### WORK ITEM
Which lines below include the string "ihren"? Please show each one.

### EXERCISE INPUT
== Segment start ==
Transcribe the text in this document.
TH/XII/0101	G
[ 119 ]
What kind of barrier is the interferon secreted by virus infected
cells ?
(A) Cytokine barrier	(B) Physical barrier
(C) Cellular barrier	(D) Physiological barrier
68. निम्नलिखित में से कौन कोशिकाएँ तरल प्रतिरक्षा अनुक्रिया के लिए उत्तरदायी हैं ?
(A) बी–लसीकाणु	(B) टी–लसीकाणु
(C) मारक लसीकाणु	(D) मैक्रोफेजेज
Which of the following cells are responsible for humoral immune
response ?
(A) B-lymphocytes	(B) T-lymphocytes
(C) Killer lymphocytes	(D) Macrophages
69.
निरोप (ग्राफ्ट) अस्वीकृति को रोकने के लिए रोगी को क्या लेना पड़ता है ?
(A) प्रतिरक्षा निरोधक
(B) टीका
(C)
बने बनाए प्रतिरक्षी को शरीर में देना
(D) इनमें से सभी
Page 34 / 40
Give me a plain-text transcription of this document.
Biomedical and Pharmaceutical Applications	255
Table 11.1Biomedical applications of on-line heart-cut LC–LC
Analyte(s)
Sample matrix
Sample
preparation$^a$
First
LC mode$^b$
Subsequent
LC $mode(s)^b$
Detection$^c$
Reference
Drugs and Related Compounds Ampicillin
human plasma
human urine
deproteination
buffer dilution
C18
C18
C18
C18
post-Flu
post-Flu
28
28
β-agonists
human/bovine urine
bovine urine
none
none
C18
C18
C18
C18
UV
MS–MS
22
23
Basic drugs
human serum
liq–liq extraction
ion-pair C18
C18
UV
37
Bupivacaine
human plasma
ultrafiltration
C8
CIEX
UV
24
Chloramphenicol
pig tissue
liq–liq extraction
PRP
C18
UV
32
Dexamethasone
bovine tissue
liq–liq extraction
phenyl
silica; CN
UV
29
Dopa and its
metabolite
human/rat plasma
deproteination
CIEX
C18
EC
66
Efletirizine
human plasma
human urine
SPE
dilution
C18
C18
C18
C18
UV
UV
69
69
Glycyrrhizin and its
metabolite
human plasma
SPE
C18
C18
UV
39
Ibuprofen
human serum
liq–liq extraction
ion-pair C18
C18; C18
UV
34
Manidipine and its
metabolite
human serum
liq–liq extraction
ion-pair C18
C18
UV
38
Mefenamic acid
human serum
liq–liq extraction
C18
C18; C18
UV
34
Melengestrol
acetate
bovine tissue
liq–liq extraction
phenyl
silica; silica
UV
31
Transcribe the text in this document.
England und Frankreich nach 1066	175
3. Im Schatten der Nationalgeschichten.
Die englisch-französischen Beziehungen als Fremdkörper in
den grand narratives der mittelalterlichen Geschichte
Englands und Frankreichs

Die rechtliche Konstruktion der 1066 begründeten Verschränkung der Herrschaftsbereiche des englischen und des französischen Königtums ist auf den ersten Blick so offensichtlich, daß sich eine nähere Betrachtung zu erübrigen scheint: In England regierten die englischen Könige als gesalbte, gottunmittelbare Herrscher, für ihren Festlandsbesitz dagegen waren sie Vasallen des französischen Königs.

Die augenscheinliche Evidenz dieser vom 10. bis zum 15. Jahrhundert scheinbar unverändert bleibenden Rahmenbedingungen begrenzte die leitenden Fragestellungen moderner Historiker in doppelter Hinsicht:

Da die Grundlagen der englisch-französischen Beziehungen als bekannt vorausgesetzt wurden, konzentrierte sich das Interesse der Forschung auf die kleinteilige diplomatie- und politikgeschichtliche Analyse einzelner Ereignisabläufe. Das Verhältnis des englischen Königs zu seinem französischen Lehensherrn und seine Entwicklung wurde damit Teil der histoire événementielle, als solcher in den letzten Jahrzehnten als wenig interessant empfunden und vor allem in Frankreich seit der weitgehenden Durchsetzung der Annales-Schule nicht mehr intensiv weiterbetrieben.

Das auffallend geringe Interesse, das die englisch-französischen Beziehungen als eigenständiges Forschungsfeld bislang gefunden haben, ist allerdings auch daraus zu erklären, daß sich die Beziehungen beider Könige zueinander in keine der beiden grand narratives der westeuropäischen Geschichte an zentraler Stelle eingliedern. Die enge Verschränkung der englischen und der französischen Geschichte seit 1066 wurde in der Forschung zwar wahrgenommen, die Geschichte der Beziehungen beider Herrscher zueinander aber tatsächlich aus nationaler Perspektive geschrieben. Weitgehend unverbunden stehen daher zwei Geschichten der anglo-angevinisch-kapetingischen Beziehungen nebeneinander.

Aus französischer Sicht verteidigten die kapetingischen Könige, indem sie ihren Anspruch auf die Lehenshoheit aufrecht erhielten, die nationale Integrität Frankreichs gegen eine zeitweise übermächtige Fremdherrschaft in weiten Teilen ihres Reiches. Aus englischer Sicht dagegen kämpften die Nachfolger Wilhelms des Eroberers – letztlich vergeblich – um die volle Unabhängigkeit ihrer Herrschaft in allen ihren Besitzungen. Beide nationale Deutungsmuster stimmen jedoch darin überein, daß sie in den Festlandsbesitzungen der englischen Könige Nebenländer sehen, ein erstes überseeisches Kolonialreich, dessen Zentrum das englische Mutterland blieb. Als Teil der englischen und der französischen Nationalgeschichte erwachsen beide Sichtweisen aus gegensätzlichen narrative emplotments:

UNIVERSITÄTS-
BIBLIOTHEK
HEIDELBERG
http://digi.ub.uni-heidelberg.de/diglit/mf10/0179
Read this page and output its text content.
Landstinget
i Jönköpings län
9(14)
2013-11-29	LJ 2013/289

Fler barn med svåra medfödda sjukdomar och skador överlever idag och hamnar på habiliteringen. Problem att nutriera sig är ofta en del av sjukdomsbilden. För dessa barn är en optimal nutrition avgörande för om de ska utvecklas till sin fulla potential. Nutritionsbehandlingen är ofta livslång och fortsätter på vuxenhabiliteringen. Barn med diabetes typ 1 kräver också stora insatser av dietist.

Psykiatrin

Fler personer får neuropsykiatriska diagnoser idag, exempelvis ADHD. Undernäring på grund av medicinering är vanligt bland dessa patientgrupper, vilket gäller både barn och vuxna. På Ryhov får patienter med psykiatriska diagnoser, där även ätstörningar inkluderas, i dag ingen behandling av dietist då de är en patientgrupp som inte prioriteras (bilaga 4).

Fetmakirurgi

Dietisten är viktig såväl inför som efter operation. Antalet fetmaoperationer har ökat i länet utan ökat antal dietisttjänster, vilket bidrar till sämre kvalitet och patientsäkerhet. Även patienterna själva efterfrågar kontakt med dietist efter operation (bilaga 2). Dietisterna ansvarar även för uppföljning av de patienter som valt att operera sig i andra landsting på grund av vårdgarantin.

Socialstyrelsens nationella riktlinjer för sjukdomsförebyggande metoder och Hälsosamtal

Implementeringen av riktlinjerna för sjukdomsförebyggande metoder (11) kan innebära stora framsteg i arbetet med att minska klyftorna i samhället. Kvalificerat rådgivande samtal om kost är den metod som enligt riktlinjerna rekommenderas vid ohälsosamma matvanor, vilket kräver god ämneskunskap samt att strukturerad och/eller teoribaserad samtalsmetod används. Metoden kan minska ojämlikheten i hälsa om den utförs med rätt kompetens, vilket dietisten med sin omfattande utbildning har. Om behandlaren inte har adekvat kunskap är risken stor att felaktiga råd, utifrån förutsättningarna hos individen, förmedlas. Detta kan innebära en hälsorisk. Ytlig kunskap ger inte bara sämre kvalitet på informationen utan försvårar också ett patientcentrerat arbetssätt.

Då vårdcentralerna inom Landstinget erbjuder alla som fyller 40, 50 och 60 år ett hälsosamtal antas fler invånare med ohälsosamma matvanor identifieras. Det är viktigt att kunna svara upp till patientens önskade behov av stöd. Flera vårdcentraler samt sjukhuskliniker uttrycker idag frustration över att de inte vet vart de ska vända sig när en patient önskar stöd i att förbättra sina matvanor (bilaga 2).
== Segment end ==
### TASK SOLUTION
Die rechtliche Konstruktion der 1066 begründeten Verschränkung der Herrschaftsbereiche des englischen und des französischen Königtums ist auf den ersten Blick so offensichtlich, daß sich eine nähere Betrachtung zu erübrigen scheint: In England regierten die englischen Könige als gesalbte, gottunmittelbare Herrscher, für ihren Festlandsbesitz dagegen waren sie Vasallen des französischen Königs.
Aus französischer Sicht verteidigten die kapetingischen Könige, indem sie ihren Anspruch auf die Lehenshoheit aufrecht erhielten, die nationale Integrität Frankreichs gegen eine zeitweise übermächtige Fremdherrschaft in weiten Teilen ihres Reiches. Aus englischer Sicht dagegen kämpften die Nachfolger Wilhelms des Eroberers – letztlich vergeblich – um die volle Unabhängigkeit ihrer Herrschaft in allen ihren Besitzungen. Beide nationale Deutungsmuster stimmen jedoch darin überein, daß sie in den Festlandsbesitzungen der englischen Könige Nebenländer sehen, ein erstes überseeisches Kolonialreich, dessen Zentrum das englische Mutterland blieb. Als Teil der englischen und der französischen Nationalgeschichte erwachsen beide Sichtweisen aus gegensätzlichen narrative emplotments:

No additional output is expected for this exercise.